(Collected data)
(begin)

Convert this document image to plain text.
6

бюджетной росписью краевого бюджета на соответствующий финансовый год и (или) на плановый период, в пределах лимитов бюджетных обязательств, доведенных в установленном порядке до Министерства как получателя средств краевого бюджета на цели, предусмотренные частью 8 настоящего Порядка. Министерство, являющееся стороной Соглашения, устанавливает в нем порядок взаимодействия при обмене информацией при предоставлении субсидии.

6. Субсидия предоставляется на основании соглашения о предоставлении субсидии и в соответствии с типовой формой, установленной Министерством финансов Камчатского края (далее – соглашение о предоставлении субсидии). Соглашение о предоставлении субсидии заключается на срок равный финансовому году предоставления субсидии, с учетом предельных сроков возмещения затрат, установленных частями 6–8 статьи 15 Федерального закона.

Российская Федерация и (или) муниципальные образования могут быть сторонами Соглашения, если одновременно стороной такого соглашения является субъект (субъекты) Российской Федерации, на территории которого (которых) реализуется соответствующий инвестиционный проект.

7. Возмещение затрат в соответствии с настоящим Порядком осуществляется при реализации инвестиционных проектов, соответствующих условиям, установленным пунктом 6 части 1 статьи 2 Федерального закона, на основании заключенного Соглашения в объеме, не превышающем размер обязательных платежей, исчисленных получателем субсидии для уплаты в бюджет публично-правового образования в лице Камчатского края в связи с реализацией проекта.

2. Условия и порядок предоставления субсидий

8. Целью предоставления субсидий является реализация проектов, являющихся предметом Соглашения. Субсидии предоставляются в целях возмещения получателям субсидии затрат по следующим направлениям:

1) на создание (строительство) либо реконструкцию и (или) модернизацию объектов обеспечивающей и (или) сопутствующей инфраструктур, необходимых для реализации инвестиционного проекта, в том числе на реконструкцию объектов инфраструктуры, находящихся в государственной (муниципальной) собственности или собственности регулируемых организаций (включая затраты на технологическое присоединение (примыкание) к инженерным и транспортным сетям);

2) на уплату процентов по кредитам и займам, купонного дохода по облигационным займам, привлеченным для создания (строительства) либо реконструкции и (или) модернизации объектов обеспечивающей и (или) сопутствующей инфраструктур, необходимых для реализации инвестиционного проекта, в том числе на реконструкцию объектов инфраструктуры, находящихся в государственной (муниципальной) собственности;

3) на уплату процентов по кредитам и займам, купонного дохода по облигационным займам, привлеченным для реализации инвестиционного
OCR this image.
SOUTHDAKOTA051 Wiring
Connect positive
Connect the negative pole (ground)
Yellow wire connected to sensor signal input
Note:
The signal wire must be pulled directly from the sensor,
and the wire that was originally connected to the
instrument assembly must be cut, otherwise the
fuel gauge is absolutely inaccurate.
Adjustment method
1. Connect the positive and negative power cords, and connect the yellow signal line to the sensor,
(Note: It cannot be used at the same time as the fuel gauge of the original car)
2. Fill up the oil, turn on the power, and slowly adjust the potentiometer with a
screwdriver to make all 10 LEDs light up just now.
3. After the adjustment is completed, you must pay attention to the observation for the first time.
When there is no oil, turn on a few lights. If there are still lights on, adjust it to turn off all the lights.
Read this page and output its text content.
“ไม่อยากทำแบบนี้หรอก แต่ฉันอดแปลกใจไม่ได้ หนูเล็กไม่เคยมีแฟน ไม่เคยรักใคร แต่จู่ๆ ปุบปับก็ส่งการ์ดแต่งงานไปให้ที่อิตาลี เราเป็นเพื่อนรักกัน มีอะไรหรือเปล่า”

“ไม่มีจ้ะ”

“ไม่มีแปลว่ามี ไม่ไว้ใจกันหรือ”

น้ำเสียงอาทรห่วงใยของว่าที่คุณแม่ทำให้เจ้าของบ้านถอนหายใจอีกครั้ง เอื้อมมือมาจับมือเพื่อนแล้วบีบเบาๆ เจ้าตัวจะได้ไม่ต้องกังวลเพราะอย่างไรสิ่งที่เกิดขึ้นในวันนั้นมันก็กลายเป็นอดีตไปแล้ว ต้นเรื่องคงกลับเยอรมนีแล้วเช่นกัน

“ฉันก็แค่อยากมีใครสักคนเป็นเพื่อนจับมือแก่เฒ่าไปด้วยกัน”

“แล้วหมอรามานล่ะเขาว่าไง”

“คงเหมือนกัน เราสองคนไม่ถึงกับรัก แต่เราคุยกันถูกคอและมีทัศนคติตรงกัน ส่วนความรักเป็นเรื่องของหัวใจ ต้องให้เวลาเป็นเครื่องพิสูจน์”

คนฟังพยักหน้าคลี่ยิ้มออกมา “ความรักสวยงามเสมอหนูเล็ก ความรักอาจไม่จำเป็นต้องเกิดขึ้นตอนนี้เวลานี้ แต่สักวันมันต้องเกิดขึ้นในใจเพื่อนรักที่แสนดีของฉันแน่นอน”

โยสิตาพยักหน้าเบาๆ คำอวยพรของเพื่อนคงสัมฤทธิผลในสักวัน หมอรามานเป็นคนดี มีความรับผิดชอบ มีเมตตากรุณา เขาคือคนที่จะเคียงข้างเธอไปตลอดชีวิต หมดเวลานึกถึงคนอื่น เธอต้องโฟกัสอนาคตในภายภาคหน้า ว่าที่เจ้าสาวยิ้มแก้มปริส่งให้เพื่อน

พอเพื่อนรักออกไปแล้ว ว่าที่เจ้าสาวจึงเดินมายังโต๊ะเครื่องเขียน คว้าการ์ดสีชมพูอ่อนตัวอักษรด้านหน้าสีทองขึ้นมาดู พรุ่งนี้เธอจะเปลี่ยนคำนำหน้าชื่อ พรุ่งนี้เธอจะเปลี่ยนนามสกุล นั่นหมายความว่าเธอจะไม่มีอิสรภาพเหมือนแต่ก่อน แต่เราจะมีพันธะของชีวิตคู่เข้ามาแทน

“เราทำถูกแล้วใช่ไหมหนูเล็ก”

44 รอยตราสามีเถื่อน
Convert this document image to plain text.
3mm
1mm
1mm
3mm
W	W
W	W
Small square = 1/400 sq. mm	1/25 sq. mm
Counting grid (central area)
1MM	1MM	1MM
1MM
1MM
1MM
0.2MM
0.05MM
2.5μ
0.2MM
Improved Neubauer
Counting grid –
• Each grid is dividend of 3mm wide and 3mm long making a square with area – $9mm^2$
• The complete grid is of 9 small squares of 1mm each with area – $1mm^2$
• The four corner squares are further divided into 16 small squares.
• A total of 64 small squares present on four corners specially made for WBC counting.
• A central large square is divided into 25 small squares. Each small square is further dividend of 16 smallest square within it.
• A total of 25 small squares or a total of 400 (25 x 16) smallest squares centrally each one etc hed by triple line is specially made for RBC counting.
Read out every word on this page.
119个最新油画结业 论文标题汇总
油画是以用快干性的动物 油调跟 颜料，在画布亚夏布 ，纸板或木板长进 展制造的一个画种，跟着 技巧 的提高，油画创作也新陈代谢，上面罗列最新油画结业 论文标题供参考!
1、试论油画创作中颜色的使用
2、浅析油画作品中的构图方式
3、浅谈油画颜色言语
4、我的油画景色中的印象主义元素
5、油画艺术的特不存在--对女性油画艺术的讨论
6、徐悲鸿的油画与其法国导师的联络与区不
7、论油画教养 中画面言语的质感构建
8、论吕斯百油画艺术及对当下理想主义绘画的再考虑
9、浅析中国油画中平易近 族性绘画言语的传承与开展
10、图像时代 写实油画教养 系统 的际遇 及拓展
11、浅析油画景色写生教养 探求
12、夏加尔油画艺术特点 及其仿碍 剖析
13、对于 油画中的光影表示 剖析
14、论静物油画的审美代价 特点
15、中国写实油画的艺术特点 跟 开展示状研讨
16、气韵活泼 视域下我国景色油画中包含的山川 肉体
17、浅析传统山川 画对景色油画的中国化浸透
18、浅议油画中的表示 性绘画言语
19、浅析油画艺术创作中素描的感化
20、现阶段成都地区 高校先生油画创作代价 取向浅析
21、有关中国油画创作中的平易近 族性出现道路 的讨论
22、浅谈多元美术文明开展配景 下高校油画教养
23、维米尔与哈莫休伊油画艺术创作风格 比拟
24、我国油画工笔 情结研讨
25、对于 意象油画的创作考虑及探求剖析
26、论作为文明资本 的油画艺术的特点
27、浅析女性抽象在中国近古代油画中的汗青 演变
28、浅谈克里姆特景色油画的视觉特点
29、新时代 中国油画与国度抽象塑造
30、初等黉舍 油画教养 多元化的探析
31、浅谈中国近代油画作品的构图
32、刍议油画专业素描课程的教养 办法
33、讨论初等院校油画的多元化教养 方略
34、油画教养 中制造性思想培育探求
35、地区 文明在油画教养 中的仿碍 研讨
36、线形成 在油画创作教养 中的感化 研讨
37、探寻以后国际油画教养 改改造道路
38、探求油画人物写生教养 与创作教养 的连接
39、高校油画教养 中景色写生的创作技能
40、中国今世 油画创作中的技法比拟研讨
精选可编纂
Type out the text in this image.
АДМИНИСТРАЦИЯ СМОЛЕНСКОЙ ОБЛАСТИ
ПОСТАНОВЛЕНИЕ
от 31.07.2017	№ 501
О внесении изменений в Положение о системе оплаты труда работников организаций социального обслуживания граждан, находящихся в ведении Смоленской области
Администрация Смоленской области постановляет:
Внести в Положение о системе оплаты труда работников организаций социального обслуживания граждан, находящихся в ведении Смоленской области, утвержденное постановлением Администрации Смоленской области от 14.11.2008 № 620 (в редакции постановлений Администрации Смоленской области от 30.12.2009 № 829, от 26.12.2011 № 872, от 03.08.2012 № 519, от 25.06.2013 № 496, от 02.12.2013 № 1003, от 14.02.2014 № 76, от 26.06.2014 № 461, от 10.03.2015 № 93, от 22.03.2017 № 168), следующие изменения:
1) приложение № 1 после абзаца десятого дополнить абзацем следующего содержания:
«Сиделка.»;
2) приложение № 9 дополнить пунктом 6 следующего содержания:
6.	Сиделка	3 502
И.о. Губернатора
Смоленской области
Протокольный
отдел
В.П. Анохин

(end)

What is being asked:
Look for the word "must" and return every line where it occurs.

The solution:
The signal wire must be pulled directly from the sensor,
instrument assembly must be cut, otherwise the
3. After the adjustment is completed, you must pay attention to the observation for the first time.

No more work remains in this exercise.